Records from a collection
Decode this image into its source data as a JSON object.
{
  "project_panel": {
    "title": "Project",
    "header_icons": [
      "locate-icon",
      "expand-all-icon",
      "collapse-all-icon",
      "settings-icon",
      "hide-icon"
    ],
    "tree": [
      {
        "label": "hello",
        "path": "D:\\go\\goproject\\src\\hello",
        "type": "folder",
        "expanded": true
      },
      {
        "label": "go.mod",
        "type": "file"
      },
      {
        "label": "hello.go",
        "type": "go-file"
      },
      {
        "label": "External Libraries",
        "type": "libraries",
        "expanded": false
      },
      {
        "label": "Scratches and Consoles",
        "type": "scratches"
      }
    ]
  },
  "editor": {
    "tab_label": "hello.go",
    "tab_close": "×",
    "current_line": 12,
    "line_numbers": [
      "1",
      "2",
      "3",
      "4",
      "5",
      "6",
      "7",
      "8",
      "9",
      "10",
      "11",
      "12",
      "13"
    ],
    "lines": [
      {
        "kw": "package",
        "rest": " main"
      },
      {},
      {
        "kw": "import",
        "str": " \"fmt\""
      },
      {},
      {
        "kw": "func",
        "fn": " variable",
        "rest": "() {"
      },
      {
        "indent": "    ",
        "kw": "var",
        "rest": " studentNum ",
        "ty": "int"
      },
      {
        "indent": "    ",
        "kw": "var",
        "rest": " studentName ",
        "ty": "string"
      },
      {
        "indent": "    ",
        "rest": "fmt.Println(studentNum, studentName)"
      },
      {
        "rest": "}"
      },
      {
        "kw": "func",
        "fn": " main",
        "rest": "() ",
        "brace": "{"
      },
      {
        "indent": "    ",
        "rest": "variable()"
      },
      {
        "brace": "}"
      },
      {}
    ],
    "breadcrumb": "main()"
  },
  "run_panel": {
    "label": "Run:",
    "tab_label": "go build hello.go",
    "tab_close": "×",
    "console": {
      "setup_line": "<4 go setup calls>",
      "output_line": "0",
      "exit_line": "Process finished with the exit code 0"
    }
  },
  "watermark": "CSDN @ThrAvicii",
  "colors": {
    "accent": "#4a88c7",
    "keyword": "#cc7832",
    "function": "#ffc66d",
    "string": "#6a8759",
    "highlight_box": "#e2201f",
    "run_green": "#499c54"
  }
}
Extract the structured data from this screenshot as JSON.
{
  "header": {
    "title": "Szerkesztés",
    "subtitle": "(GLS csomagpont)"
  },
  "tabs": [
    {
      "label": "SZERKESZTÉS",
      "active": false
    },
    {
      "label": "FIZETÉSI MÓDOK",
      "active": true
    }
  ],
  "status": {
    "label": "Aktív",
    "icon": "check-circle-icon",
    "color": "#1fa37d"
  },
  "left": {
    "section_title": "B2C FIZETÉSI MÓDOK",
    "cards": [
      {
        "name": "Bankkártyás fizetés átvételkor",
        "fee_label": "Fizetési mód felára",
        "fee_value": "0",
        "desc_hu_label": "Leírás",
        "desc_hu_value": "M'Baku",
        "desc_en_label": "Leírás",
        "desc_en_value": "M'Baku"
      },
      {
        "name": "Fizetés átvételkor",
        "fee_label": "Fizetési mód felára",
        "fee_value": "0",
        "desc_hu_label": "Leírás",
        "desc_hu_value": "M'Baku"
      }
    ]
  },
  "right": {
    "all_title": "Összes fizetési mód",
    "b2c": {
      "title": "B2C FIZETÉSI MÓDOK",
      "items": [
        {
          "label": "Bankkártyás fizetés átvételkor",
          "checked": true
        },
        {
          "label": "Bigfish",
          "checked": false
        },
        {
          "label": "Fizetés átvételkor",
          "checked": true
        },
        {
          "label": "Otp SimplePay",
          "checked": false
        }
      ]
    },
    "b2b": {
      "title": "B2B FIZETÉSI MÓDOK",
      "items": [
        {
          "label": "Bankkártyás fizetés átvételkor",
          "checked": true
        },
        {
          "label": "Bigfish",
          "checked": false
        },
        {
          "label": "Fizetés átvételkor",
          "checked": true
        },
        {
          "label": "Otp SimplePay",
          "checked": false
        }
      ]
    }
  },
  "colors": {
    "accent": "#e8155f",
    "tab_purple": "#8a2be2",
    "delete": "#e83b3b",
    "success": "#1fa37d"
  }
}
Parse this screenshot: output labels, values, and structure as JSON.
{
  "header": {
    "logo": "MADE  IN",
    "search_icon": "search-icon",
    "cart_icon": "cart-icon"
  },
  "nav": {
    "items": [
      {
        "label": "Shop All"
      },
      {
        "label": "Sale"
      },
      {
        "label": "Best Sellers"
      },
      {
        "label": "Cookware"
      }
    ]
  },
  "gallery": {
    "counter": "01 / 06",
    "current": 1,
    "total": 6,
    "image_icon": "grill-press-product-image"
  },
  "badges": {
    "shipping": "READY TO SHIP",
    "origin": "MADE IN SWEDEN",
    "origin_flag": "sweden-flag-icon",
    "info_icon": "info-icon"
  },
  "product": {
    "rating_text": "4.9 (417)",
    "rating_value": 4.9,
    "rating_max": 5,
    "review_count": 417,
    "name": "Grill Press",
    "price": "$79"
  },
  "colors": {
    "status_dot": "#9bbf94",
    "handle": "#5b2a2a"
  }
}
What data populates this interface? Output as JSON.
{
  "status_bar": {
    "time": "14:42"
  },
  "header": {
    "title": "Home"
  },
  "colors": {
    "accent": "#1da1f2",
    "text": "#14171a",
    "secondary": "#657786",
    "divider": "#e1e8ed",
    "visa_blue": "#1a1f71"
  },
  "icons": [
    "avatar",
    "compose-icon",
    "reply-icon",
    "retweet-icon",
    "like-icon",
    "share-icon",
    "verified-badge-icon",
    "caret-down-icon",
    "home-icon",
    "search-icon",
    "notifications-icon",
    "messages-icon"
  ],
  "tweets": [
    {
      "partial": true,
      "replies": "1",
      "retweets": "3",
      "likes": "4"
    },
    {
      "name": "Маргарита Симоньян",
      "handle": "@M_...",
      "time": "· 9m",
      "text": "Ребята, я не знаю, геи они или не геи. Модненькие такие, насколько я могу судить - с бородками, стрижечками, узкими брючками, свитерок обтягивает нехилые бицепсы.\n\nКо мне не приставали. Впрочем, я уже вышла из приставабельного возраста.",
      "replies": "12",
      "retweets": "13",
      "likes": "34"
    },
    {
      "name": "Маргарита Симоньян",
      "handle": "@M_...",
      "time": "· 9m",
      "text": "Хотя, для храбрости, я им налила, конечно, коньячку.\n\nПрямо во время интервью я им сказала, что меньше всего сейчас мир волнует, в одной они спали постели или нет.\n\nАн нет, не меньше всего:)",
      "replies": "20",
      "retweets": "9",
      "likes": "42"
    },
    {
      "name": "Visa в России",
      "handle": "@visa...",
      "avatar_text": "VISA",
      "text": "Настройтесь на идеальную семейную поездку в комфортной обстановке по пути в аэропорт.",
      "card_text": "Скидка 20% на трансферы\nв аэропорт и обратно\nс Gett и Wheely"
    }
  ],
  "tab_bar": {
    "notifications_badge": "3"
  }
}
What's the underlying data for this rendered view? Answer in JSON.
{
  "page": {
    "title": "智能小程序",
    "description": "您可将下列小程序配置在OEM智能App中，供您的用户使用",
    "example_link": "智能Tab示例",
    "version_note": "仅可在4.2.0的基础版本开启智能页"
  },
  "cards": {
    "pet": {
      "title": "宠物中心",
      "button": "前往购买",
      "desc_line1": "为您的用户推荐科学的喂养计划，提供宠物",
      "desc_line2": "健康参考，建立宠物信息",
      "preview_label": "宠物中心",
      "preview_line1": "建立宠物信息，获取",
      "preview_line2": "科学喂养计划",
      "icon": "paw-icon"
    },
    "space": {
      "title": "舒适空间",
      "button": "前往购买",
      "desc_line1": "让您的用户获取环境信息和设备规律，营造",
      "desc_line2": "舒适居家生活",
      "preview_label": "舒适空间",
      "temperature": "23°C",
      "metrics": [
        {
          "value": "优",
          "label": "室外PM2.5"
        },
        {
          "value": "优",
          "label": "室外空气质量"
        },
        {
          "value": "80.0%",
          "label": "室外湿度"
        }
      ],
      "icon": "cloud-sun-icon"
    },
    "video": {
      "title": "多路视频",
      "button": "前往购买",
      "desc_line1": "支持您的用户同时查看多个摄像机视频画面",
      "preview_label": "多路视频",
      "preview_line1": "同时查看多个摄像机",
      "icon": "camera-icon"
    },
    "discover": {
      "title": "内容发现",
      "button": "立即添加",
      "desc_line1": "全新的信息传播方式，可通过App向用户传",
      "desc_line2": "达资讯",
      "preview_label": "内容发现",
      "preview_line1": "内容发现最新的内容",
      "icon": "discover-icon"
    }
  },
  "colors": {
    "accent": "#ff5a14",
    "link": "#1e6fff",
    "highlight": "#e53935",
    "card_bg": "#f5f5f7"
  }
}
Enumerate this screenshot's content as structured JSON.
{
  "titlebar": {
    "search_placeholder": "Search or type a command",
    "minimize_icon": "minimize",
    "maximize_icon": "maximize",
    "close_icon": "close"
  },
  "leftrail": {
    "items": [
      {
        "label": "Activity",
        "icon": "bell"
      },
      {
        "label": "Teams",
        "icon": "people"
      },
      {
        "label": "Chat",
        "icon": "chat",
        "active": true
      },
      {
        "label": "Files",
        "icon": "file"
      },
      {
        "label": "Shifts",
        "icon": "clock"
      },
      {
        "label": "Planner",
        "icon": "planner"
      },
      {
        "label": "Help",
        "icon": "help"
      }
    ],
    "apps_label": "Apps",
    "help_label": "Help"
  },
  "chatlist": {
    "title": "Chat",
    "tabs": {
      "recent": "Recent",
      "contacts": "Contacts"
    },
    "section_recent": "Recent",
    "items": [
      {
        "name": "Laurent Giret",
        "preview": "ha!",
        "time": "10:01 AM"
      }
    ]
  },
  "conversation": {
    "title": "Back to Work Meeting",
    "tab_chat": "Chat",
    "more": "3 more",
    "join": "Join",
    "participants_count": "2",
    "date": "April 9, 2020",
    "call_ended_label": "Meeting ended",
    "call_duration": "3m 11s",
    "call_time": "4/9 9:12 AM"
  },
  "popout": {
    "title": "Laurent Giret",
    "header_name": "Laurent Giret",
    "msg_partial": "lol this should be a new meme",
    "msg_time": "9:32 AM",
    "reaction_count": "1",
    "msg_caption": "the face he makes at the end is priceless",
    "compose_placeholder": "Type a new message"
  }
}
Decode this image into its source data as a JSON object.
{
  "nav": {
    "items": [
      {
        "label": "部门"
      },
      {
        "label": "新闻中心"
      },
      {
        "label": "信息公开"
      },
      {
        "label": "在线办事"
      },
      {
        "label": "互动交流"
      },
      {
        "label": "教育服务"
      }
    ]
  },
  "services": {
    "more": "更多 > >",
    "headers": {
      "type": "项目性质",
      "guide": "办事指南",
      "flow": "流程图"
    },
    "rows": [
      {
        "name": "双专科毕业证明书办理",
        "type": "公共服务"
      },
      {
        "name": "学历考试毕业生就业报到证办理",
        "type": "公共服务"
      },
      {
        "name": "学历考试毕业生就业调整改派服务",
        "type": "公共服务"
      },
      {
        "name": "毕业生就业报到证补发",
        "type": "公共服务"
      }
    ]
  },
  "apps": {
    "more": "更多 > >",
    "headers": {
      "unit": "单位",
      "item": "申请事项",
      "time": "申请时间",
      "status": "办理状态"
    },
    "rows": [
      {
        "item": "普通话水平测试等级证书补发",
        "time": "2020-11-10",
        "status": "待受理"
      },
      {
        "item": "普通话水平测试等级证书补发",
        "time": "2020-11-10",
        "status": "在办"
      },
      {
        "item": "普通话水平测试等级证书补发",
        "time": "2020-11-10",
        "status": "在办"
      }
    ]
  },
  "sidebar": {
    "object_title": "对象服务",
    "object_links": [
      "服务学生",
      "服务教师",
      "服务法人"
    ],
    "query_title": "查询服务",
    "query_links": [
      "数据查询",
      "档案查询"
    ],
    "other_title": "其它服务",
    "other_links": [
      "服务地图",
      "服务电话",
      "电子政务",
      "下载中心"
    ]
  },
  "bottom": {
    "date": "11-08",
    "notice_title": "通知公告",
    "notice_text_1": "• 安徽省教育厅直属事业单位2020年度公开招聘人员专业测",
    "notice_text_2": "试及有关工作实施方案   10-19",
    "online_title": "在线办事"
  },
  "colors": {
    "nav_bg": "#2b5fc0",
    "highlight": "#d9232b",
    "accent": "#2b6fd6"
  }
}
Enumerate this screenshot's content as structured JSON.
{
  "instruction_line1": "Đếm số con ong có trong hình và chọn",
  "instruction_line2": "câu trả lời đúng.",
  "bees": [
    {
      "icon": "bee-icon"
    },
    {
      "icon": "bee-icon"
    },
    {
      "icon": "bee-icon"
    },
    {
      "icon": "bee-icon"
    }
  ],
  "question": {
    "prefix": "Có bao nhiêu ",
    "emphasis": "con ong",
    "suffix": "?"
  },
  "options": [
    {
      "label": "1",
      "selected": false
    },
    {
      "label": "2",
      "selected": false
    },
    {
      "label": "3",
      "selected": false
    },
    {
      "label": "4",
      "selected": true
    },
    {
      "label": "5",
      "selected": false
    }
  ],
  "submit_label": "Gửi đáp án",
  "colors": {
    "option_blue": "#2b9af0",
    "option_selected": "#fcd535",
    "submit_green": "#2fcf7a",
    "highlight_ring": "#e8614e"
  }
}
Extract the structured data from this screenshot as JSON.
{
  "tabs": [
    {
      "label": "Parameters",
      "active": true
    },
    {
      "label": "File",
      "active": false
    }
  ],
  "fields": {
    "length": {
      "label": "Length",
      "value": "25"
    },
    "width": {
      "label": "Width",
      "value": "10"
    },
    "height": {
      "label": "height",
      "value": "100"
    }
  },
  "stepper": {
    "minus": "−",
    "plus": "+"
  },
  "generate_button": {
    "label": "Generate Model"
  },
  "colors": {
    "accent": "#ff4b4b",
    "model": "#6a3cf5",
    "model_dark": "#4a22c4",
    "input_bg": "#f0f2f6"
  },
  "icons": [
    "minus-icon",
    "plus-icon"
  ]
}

[Written request]:
From the entries, report each line that includes the word "建立宠物信息".

[The output]:
      "desc_line2": "健康参考，建立宠物信息",
      "preview_line1": "建立宠物信息，获取",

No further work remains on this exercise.